Single Blog

Back to work: joy or pain?

Taking a break from work has always been a problem for me. This year, however, I have focused on one very important thing.

I practice Linguistic Empathy and I expect you to do the same. Please bear with me if my English is not perfect. Read the Italian version here.

28th of August is the day I have chosen to go back to work. I will start with two coaching sessions, and will continue with an intercultural training for an English couple moving to Italy. The following week, the Expatclic webinars and online meetings also resume.

I feel truly regenerated. This year I really disconnected. It couldn’t have been otherwise. Beyond the boundless desire to enjoy my sons, home and friends, I really felt a rejection towards the computer. I only approached it sporadically and only to do necessary operations, such as paying bills or sending important emails.

My friends congratulated me. My reading was reinvigorated. I have discovered a lot of beautiful places in Tuscany. I did yoga every single morning, and I spent quality time with all the guests who passed through here.

I was so well that at the prospect of going back to work I did not feel, as I often did in the past, that excitement and expectation in the face of something you love, and which you have  been missing.

Indeed, perhaps for the first time since I resumed a career, I felt that subtle sense of duty that, according to many, accompanies the end of the holidays and the moment of going back to work.

Yet I love my job. I never get tired of it. Connecting with other human beings and helping them fills me with immense joy. Communicating with diverse people, exchanging emotions and experiences, has always been something priceless for me. Managing a community, with all its ups and downs, is something that pays me back every day for all the hard work. Playing – the tool I’ve successfully introduced into my work lately – is one of the things I NEVER get tired of doing.

Wait.

§ **WORK TO DO**:
A: List the work activities that the blog post about going back to work says will start or resume.
B: Echo back the part of the entries that runs from their first line through the line containing "data-point: [187, 214, 196, 223]", with both ends included.

§ **ENTRIES SHOWN**:
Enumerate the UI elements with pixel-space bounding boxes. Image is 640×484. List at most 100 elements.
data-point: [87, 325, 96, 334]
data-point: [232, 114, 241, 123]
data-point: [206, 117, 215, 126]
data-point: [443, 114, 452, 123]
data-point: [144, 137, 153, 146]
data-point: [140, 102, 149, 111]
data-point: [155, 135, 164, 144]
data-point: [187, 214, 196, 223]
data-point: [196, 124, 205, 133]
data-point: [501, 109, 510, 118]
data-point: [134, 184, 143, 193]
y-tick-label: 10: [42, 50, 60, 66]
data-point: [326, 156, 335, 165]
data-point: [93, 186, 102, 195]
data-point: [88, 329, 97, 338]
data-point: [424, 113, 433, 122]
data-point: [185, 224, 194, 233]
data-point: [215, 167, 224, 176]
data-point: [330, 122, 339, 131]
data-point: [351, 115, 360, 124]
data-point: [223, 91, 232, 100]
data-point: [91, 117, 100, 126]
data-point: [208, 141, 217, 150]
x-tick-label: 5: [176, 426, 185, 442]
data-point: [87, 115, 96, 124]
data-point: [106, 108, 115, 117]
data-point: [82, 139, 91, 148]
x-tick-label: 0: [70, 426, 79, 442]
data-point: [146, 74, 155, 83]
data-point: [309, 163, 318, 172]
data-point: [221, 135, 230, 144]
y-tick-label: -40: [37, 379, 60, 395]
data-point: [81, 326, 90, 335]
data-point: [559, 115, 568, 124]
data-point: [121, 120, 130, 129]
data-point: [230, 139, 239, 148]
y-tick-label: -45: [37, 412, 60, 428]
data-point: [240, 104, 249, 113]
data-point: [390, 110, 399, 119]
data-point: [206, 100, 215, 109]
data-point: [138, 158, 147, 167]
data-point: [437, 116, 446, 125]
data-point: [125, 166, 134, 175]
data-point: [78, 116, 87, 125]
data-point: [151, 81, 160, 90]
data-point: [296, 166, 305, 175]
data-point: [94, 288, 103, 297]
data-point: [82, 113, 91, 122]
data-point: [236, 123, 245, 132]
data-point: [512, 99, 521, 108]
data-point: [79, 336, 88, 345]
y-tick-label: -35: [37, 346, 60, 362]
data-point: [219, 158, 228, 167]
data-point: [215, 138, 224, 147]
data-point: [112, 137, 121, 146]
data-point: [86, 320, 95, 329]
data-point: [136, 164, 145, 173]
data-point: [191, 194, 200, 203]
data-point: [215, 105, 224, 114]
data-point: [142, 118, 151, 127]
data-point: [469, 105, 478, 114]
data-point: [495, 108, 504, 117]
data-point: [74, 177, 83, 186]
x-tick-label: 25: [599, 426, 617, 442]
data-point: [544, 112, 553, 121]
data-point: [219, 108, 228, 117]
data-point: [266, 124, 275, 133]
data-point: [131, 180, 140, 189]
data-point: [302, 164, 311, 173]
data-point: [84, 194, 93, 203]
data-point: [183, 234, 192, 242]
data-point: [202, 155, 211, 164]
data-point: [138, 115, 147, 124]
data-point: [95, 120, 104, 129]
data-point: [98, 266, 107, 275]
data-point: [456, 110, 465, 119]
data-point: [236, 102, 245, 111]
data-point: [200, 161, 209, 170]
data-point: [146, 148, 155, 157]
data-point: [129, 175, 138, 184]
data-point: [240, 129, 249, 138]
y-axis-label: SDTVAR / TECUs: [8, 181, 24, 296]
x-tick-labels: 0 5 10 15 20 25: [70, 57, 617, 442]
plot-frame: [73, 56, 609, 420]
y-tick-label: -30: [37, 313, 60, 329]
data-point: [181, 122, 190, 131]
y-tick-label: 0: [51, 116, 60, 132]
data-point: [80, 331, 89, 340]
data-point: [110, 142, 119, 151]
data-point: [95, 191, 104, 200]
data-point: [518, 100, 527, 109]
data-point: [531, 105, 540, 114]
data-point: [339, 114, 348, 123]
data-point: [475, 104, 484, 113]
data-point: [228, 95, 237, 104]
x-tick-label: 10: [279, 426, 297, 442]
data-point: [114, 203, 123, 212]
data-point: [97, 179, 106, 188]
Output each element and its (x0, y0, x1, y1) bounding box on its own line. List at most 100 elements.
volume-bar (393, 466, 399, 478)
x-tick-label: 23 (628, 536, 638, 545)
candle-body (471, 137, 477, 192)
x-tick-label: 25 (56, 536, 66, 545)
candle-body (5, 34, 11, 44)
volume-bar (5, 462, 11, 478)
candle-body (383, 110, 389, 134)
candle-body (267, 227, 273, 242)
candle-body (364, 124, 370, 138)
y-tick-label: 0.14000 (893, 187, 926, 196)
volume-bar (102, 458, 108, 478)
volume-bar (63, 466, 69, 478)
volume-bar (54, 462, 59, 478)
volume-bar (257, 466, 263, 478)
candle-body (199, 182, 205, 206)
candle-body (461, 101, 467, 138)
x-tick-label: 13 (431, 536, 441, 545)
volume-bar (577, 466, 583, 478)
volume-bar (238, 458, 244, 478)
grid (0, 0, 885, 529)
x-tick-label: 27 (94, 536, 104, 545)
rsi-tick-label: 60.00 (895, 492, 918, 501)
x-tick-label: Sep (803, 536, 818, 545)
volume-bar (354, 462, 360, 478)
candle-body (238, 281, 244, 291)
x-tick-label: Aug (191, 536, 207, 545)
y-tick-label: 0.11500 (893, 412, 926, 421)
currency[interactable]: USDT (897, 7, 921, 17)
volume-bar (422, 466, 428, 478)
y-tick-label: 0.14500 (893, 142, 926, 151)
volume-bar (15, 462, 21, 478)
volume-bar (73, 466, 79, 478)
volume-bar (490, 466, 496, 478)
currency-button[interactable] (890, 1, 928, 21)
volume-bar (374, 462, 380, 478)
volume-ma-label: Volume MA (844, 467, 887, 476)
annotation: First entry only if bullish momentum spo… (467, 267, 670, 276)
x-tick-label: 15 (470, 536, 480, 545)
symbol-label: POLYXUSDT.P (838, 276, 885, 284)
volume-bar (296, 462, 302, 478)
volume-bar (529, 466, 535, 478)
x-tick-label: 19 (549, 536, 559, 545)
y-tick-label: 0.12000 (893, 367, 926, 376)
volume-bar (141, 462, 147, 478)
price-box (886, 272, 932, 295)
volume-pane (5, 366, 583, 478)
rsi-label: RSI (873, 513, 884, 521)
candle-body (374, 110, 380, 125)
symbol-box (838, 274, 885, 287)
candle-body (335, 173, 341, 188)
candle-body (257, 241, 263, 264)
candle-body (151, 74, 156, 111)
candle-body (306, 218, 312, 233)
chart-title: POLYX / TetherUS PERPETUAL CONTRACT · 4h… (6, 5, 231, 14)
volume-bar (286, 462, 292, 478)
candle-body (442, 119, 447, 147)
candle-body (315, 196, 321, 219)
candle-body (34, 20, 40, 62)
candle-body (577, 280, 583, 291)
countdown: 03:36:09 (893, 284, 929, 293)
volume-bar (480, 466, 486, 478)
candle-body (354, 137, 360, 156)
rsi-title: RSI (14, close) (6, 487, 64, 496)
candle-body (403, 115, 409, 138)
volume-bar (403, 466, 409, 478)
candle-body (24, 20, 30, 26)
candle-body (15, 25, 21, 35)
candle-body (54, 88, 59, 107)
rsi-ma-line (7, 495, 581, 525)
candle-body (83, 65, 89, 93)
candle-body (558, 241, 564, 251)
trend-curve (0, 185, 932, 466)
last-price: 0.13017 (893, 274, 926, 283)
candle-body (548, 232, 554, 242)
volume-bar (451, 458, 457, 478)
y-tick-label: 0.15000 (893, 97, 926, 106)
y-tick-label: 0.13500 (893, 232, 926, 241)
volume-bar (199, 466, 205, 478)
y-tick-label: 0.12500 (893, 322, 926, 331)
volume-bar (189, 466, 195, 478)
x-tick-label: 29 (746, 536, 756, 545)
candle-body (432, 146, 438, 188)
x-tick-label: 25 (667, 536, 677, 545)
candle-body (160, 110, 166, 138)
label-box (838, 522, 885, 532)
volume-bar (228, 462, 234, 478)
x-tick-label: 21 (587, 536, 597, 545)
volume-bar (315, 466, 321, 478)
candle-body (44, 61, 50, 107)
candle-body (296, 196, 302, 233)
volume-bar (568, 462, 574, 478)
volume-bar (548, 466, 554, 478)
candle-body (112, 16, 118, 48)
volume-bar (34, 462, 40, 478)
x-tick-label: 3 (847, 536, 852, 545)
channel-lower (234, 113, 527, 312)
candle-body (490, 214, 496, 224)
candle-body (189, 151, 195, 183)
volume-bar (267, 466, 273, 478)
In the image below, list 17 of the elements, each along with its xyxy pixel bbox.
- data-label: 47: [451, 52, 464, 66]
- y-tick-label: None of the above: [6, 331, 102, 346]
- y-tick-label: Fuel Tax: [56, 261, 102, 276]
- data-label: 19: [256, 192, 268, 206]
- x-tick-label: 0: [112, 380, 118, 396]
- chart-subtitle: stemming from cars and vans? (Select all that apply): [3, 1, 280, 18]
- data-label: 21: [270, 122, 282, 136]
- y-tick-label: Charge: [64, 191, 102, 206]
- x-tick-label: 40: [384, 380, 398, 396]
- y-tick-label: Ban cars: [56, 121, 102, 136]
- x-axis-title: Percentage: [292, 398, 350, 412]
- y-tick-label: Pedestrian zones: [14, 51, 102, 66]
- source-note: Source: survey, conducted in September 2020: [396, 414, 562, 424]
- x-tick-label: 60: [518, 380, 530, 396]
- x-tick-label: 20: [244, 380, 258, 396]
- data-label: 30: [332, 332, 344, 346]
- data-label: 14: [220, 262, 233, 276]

§ **RESULTS IN ORDER**:
A:
- Two coaching sessions
- An intercultural training for an English couple moving to Italy
- The Expatclic webinars and online meetings

B:
Enumerate the UI elements with pixel-space bounding boxes. Image is 640×484. List at most 100 elements.
data-point: [87, 325, 96, 334]
data-point: [232, 114, 241, 123]
data-point: [206, 117, 215, 126]
data-point: [443, 114, 452, 123]
data-point: [144, 137, 153, 146]
data-point: [140, 102, 149, 111]
data-point: [155, 135, 164, 144]
data-point: [187, 214, 196, 223]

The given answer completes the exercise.